# TASK INSTRUCTIONS
Restate each of the lines below word for word and drop every picture.
▼▼▼
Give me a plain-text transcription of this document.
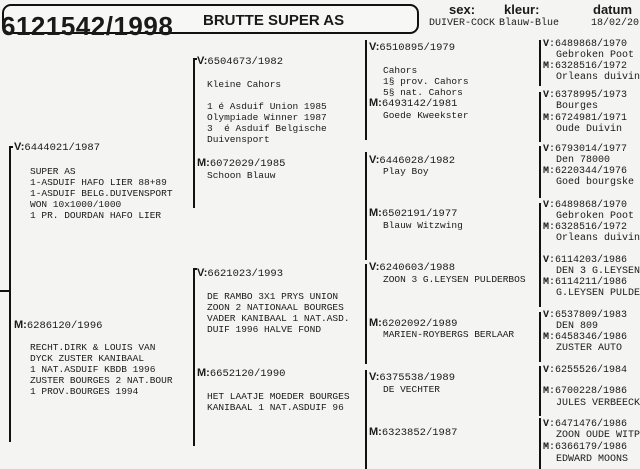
6121542/1998 BRUTTE SUPER AS
sex:
DUIVER-COCK
kleur:
Blauw-Blue
datum
18/02/20
V:6444021/1987

SUPER AS
1-ASDUIF HAFO LIER 88+89
1-ASDUIF BELG.DUIVENSPORT
WON 10x1000/1000
1 PR. DOURDAN HAFO LIER
M:6286120/1996

RECHT.DIRK & LOUIS VAN
DYCK ZUSTER KANIBAAL
1 NAT.ASDUIF KBDB 1996
ZUSTER BOURGES 2 NAT.BOUR
1 PROV.BOURGES 1994
V:6504673/1982

Kleine Cahors

1 é Asduif Union 1985
Olympiade Winner 1987
3  é Asduif Belgische
Duivensport
M:6072029/1985
Schoon Blauw
V:6621023/1993

DE RAMBO 3X1 PRYS UNION
ZOON 2 NATIONAAL BOURGES
VADER KANIBAAL 1 NAT.ASD.
DUIF 1996 HALVE FOND
M:6652120/1990

HET LAATJE MOEDER BOURGES
KANIBAAL 1 NAT.ASDUIF 96
V:6510895/1979

Cahors
1§ prov. Cahors
5§ nat. Cahors
M:6493142/1981
Goede Kweekster
V:6446028/1982
Play Boy
M:6502191/1977
Blauw Witzwing
V:6240603/1988
ZOON 3 G.LEYSEN PULDERBOS
M:6202092/1989
MARIEN-ROYBERGS BERLAAR
V:6375538/1989
DE VECHTER
M:6323852/1987
V:6489868/1970
Gebroken Poot
M:6328516/1972
Orleans duivin
V:6378995/1973
Bourges
M:6724981/1971
Oude Duivin
V:6793014/1977
Den 78000
M:6220344/1976
Goed bourgske
V:6489868/1970
Gebroken Poot
M:6328516/1972
Orleans duivin
V:6114203/1986
DEN 3 G.LEYSEN
M:6114211/1986
G.LEYSEN PULDE
V:6537809/1983
DEN 809
M:6458346/1986
ZUSTER AUTO
V:6255526/1984
M:6700228/1986
JULES VERBEECK
V:6471476/1986
ZOON OUDE WITP
M:6366179/1986
EDWARD MOONS
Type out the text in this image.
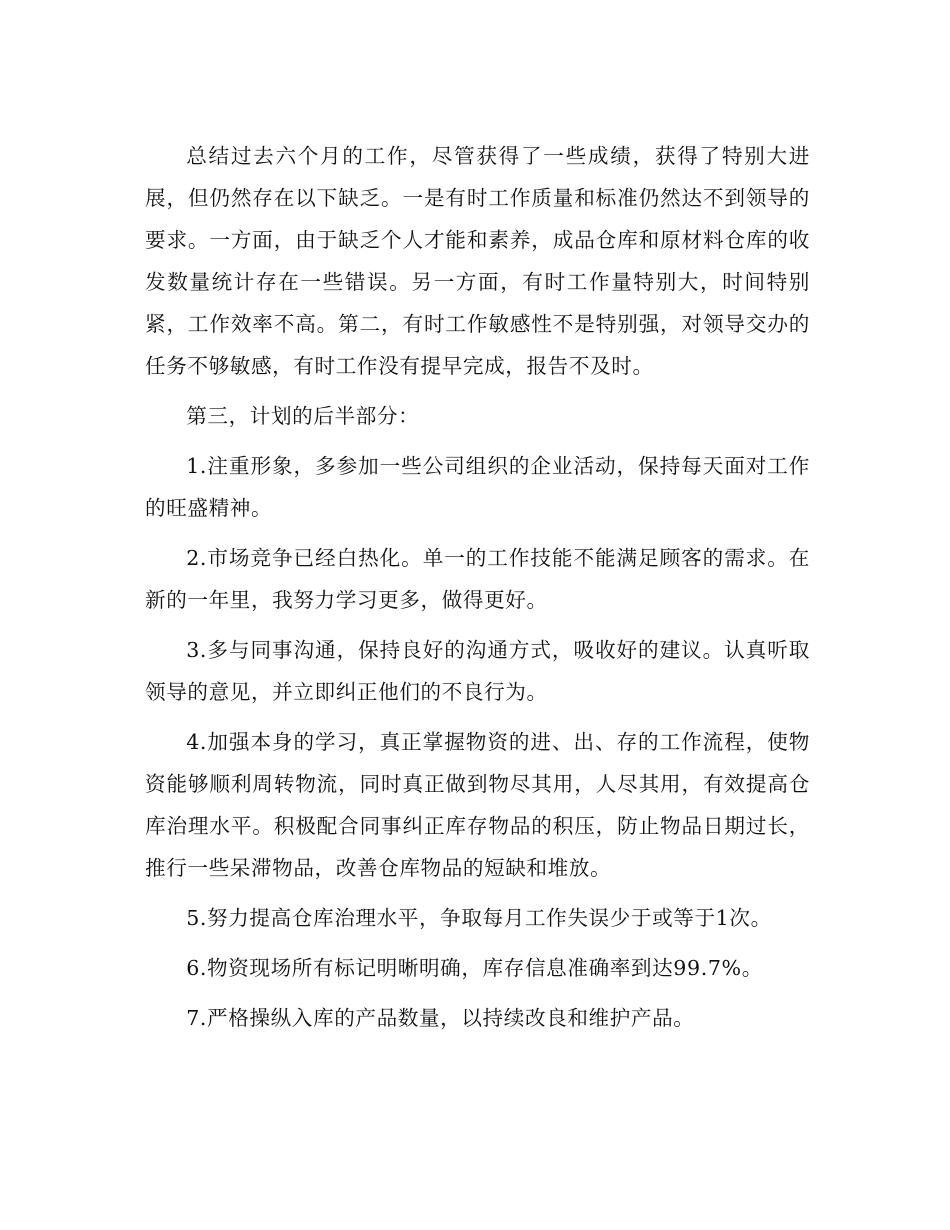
总结过去六个月的工作，尽管获得了一些成绩，获得了特别大进展，但仍然存在以下缺乏。一是有时工作质量和标准仍然达不到领导的要求。一方面，由于缺乏个人才能和素养，成品仓库和原材料仓库的收发数量统计存在一些错误。另一方面，有时工作量特别大，时间特别紧，工作效率不高。第二，有时工作敏感性不是特别强，对领导交办的任务不够敏感，有时工作没有提早完成，报告不及时。

第三，计划的后半部分：

1.注重形象，多参加一些公司组织的企业活动，保持每天面对工作的旺盛精神。

2.市场竞争已经白热化。单一的工作技能不能满足顾客的需求。在新的一年里，我努力学习更多，做得更好。

3.多与同事沟通，保持良好的沟通方式，吸收好的建议。认真听取领导的意见，并立即纠正他们的不良行为。

4.加强本身的学习，真正掌握物资的进、出、存的工作流程，使物资能够顺利周转物流，同时真正做到物尽其用，人尽其用，有效提高仓库治理水平。积极配合同事纠正库存物品的积压，防止物品日期过长，推行一些呆滞物品，改善仓库物品的短缺和堆放。

5.努力提高仓库治理水平，争取每月工作失误少于或等于1次。

6.物资现场所有标记明晰明确，库存信息准确率到达99.7%。

7.严格操纵入库的产品数量，以持续改良和维护产品。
▲▲▲
# EXERCISE RESULT
Give me a plain-text transcription of this document.
6121542/1998 BRUTTE SUPER AS
sex:
DUIVER-COCK
kleur:
Blauw-Blue
datum
18/02/20
V:6444021/1987

SUPER AS
1-ASDUIF HAFO LIER 88+89
1-ASDUIF BELG.DUIVENSPORT
WON 10x1000/1000
1 PR. DOURDAN HAFO LIER
M:6286120/1996

RECHT.DIRK & LOUIS VAN
DYCK ZUSTER KANIBAAL
1 NAT.ASDUIF KBDB 1996
ZUSTER BOURGES 2 NAT.BOUR
1 PROV.BOURGES 1994
V:6504673/1982

Kleine Cahors

1 é Asduif Union 1985
Olympiade Winner 1987
3  é Asduif Belgische
Duivensport
M:6072029/1985
Schoon Blauw
V:6621023/1993

DE RAMBO 3X1 PRYS UNION
ZOON 2 NATIONAAL BOURGES
VADER KANIBAAL 1 NAT.ASD.
DUIF 1996 HALVE FOND
M:6652120/1990

HET LAATJE MOEDER BOURGES
KANIBAAL 1 NAT.ASDUIF 96
V:6510895/1979

Cahors
1§ prov. Cahors
5§ nat. Cahors
M:6493142/1981
Goede Kweekster
V:6446028/1982
Play Boy
M:6502191/1977
Blauw Witzwing
V:6240603/1988
ZOON 3 G.LEYSEN PULDERBOS
M:6202092/1989
MARIEN-ROYBERGS BERLAAR
V:6375538/1989
DE VECHTER
M:6323852/1987
V:6489868/1970
Gebroken Poot
M:6328516/1972
Orleans duivin
V:6378995/1973
Bourges
M:6724981/1971
Oude Duivin
V:6793014/1977
Den 78000
M:6220344/1976
Goed bourgske
V:6489868/1970
Gebroken Poot
M:6328516/1972
Orleans duivin
V:6114203/1986
DEN 3 G.LEYSEN
M:6114211/1986
G.LEYSEN PULDE
V:6537809/1983
DEN 809
M:6458346/1986
ZUSTER AUTO
V:6255526/1984
M:6700228/1986
JULES VERBEECK
V:6471476/1986
ZOON OUDE WITP
M:6366179/1986
EDWARD MOONS
Type out the text in this image.
总结过去六个月的工作，尽管获得了一些成绩，获得了特别大进展，但仍然存在以下缺乏。一是有时工作质量和标准仍然达不到领导的要求。一方面，由于缺乏个人才能和素养，成品仓库和原材料仓库的收发数量统计存在一些错误。另一方面，有时工作量特别大，时间特别紧，工作效率不高。第二，有时工作敏感性不是特别强，对领导交办的任务不够敏感，有时工作没有提早完成，报告不及时。

第三，计划的后半部分：

1.注重形象，多参加一些公司组织的企业活动，保持每天面对工作的旺盛精神。

2.市场竞争已经白热化。单一的工作技能不能满足顾客的需求。在新的一年里，我努力学习更多，做得更好。

3.多与同事沟通，保持良好的沟通方式，吸收好的建议。认真听取领导的意见，并立即纠正他们的不良行为。

4.加强本身的学习，真正掌握物资的进、出、存的工作流程，使物资能够顺利周转物流，同时真正做到物尽其用，人尽其用，有效提高仓库治理水平。积极配合同事纠正库存物品的积压，防止物品日期过长，推行一些呆滞物品，改善仓库物品的短缺和堆放。

5.努力提高仓库治理水平，争取每月工作失误少于或等于1次。

6.物资现场所有标记明晰明确，库存信息准确率到达99.7%。

7.严格操纵入库的产品数量，以持续改良和维护产品。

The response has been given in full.